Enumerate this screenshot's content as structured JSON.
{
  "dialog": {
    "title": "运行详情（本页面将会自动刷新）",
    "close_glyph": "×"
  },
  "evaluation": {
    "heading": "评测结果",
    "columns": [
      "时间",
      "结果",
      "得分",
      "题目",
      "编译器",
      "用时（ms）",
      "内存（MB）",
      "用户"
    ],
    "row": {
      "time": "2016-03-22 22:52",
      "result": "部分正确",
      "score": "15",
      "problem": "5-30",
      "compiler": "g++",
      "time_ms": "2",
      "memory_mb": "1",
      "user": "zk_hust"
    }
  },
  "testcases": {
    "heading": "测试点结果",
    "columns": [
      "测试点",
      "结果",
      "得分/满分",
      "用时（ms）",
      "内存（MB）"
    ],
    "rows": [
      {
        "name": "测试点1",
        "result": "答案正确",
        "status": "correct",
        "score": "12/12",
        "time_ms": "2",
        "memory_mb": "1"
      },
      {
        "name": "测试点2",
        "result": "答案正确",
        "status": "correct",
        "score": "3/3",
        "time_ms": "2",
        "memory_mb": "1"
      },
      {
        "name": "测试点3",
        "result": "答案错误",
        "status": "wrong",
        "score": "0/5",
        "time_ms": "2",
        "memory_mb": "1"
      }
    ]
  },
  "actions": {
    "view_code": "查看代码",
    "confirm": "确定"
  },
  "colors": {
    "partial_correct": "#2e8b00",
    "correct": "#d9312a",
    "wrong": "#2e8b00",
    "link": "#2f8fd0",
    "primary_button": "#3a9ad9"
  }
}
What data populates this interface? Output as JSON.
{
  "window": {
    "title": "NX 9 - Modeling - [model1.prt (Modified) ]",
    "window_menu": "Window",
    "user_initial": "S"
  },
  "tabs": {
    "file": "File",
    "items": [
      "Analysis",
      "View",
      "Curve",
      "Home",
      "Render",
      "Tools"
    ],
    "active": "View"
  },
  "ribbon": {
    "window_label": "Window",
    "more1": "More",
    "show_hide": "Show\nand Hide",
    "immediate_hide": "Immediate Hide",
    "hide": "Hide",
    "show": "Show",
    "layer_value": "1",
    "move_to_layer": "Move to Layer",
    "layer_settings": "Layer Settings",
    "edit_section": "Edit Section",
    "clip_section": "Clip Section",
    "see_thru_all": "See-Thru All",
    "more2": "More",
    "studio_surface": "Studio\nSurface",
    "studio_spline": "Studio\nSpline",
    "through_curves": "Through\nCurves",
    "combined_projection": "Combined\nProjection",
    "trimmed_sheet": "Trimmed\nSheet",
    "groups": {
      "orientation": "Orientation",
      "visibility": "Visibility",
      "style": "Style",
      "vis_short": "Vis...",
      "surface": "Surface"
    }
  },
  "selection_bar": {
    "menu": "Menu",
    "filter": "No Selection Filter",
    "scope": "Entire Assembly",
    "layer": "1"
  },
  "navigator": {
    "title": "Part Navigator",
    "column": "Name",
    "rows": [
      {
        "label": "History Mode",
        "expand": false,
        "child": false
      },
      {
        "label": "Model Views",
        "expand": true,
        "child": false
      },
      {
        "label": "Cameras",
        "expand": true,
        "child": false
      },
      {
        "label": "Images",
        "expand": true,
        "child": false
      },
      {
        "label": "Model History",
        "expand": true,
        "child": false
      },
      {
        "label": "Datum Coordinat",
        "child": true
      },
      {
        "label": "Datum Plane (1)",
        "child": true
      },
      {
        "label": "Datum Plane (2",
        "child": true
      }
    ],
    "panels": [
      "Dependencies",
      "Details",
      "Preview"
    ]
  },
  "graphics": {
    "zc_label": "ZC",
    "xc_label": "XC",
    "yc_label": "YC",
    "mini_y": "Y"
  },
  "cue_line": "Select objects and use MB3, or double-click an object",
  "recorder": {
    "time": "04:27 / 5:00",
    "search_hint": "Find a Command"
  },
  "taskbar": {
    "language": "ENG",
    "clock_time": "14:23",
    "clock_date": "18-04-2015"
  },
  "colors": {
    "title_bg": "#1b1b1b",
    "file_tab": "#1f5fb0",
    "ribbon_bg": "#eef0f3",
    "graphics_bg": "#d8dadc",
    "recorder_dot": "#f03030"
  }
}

.....

* **Directive**
Retype the material in full, character for character.

* **Correct response**
Enumerate this screenshot's content as structured JSON.
{
  "dialog": {
    "title": "运行详情（本页面将会自动刷新）",
    "close_glyph": "×"
  },
  "evaluation": {
    "heading": "评测结果",
    "columns": [
      "时间",
      "结果",
      "得分",
      "题目",
      "编译器",
      "用时（ms）",
      "内存（MB）",
      "用户"
    ],
    "row": {
      "time": "2016-03-22 22:52",
      "result": "部分正确",
      "score": "15",
      "problem": "5-30",
      "compiler": "g++",
      "time_ms": "2",
      "memory_mb": "1",
      "user": "zk_hust"
    }
  },
  "testcases": {
    "heading": "测试点结果",
    "columns": [
      "测试点",
      "结果",
      "得分/满分",
      "用时（ms）",
      "内存（MB）"
    ],
    "rows": [
      {
        "name": "测试点1",
        "result": "答案正确",
        "status": "correct",
        "score": "12/12",
        "time_ms": "2",
        "memory_mb": "1"
      },
      {
        "name": "测试点2",
        "result": "答案正确",
        "status": "correct",
        "score": "3/3",
        "time_ms": "2",
        "memory_mb": "1"
      },
      {
        "name": "测试点3",
        "result": "答案错误",
        "status": "wrong",
        "score": "0/5",
        "time_ms": "2",
        "memory_mb": "1"
      }
    ]
  },
  "actions": {
    "view_code": "查看代码",
    "confirm": "确定"
  },
  "colors": {
    "partial_correct": "#2e8b00",
    "correct": "#d9312a",
    "wrong": "#2e8b00",
    "link": "#2f8fd0",
    "primary_button": "#3a9ad9"
  }
}
What data populates this interface? Output as JSON.
{
  "window": {
    "title": "NX 9 - Modeling - [model1.prt (Modified) ]",
    "window_menu": "Window",
    "user_initial": "S"
  },
  "tabs": {
    "file": "File",
    "items": [
      "Analysis",
      "View",
      "Curve",
      "Home",
      "Render",
      "Tools"
    ],
    "active": "View"
  },
  "ribbon": {
    "window_label": "Window",
    "more1": "More",
    "show_hide": "Show\nand Hide",
    "immediate_hide": "Immediate Hide",
    "hide": "Hide",
    "show": "Show",
    "layer_value": "1",
    "move_to_layer": "Move to Layer",
    "layer_settings": "Layer Settings",
    "edit_section": "Edit Section",
    "clip_section": "Clip Section",
    "see_thru_all": "See-Thru All",
    "more2": "More",
    "studio_surface": "Studio\nSurface",
    "studio_spline": "Studio\nSpline",
    "through_curves": "Through\nCurves",
    "combined_projection": "Combined\nProjection",
    "trimmed_sheet": "Trimmed\nSheet",
    "groups": {
      "orientation": "Orientation",
      "visibility": "Visibility",
      "style": "Style",
      "vis_short": "Vis...",
      "surface": "Surface"
    }
  },
  "selection_bar": {
    "menu": "Menu",
    "filter": "No Selection Filter",
    "scope": "Entire Assembly",
    "layer": "1"
  },
  "navigator": {
    "title": "Part Navigator",
    "column": "Name",
    "rows": [
      {
        "label": "History Mode",
        "expand": false,
        "child": false
      },
      {
        "label": "Model Views",
        "expand": true,
        "child": false
      },
      {
        "label": "Cameras",
        "expand": true,
        "child": false
      },
      {
        "label": "Images",
        "expand": true,
        "child": false
      },
      {
        "label": "Model History",
        "expand": true,
        "child": false
      },
      {
        "label": "Datum Coordinat",
        "child": true
      },
      {
        "label": "Datum Plane (1)",
        "child": true
      },
      {
        "label": "Datum Plane (2",
        "child": true
      }
    ],
    "panels": [
      "Dependencies",
      "Details",
      "Preview"
    ]
  },
  "graphics": {
    "zc_label": "ZC",
    "xc_label": "XC",
    "yc_label": "YC",
    "mini_y": "Y"
  },
  "cue_line": "Select objects and use MB3, or double-click an object",
  "recorder": {
    "time": "04:27 / 5:00",
    "search_hint": "Find a Command"
  },
  "taskbar": {
    "language": "ENG",
    "clock_time": "14:23",
    "clock_date": "18-04-2015"
  },
  "colors": {
    "title_bg": "#1b1b1b",
    "file_tab": "#1f5fb0",
    "ribbon_bg": "#eef0f3",
    "graphics_bg": "#d8dadc",
    "recorder_dot": "#f03030"
  }
}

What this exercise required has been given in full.